- TEXT SHOWN:
Multivariate analysis improves on cognitive testing in Alzheimer’s disease
Currently, cognitive impairment of patients diagnosed with Alzheimer's disease (AD) is measured using the 'Mini-Mental State Examination' (MMSE) test, which involves monitoring answers to five types of questions and using an algorithm to score patients. However, the MMSE test has received criticism, with factors such as educational background being shown to affect scores.
A new research article from Pablo Moscato and colleagues, from the Hunter Medical Research Institute and University of Newcastle (Australia), presents a multivariate approach intended to improve on the MMSE test.
The study saw an analysis of 3717 patients from the Coalition Against Major Diseases dataset, with five groups of patients identified: cognisant, inattentive, forgetful, distant and absent. The groups were distinct in terms of both characteristics and prognostics. Furthermore, out of the five MMSE questionnaire categories only three were found to be critical for grouping: registration, attention and recall.

- WORK TASK 1: How many patients were analyzed in the study the Alzheimer's article describes?
- WORK TASK 2: Please rewrite everything in the Alzheimer's article from "A new research" down to "the MMSE test.", with "colleagues" changed to "coworkers".

- DATA FOR REVIEW:
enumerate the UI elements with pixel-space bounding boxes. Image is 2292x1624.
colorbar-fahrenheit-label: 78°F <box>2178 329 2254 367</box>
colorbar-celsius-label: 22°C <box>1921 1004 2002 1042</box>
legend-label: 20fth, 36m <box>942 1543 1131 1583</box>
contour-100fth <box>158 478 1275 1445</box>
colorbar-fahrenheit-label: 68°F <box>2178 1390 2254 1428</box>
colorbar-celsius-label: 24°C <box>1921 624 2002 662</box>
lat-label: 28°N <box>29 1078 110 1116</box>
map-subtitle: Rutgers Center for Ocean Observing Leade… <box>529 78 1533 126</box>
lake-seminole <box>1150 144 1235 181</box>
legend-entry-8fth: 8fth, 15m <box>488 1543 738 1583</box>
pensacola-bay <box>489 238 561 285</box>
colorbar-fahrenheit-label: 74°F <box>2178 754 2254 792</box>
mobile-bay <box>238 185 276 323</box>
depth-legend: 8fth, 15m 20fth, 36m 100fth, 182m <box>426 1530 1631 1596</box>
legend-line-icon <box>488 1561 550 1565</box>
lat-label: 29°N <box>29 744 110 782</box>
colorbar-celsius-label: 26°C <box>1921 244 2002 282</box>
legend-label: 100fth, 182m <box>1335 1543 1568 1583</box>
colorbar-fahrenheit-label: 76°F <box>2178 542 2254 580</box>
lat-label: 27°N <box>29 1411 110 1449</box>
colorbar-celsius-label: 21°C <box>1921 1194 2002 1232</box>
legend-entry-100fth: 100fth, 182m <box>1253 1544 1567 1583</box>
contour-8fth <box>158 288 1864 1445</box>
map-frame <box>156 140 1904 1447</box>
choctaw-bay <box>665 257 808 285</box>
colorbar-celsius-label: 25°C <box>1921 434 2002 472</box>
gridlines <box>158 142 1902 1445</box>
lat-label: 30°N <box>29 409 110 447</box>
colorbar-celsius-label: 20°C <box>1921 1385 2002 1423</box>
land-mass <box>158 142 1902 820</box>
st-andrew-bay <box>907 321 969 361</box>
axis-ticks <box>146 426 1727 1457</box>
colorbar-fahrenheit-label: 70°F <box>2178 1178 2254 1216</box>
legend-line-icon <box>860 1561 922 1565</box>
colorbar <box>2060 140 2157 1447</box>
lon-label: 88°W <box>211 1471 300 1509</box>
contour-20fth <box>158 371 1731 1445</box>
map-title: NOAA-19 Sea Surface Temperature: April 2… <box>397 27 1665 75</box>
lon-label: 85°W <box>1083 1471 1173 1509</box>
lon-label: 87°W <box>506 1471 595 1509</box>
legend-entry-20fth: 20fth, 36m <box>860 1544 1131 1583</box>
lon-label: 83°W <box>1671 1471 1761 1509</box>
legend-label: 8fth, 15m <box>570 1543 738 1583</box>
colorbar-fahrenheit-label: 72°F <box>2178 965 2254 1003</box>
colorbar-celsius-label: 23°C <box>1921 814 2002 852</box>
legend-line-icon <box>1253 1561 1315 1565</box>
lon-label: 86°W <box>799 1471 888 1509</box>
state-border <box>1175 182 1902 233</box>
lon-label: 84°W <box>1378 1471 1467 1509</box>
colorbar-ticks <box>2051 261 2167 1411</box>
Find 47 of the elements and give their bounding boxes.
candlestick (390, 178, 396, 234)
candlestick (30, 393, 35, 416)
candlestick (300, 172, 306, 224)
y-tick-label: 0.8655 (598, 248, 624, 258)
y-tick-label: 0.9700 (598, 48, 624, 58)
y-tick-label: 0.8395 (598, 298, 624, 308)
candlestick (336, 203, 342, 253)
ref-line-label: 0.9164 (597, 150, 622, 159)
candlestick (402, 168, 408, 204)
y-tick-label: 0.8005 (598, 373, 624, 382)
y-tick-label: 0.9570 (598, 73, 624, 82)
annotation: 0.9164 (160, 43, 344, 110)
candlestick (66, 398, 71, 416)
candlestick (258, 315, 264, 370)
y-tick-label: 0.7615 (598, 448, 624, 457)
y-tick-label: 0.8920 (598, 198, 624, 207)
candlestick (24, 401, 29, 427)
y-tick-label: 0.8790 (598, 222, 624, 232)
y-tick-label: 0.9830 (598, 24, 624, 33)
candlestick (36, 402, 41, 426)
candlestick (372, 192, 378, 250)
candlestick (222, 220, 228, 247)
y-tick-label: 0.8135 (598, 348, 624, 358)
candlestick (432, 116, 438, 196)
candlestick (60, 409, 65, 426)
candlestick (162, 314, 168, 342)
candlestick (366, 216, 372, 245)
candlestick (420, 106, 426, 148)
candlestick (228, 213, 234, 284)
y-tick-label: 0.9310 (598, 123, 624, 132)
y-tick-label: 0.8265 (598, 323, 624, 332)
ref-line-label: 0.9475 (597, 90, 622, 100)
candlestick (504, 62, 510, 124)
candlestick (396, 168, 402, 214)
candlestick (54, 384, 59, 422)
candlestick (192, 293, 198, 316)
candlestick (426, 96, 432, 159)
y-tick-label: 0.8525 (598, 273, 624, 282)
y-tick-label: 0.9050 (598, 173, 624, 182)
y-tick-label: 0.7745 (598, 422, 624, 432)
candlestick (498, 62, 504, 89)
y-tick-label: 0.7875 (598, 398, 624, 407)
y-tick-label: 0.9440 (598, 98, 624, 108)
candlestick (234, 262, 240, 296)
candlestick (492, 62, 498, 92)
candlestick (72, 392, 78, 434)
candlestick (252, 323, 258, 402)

- EXERCISE OUTPUT 1: 3717 patients from the Coalition Against Major Diseases dataset.

- EXERCISE OUTPUT 2:
A new research article from Pablo Moscato and coworkers, from the Hunter Medical Research Institute and University of Newcastle (Australia), presents a multivariate approach intended to improve on the MMSE test.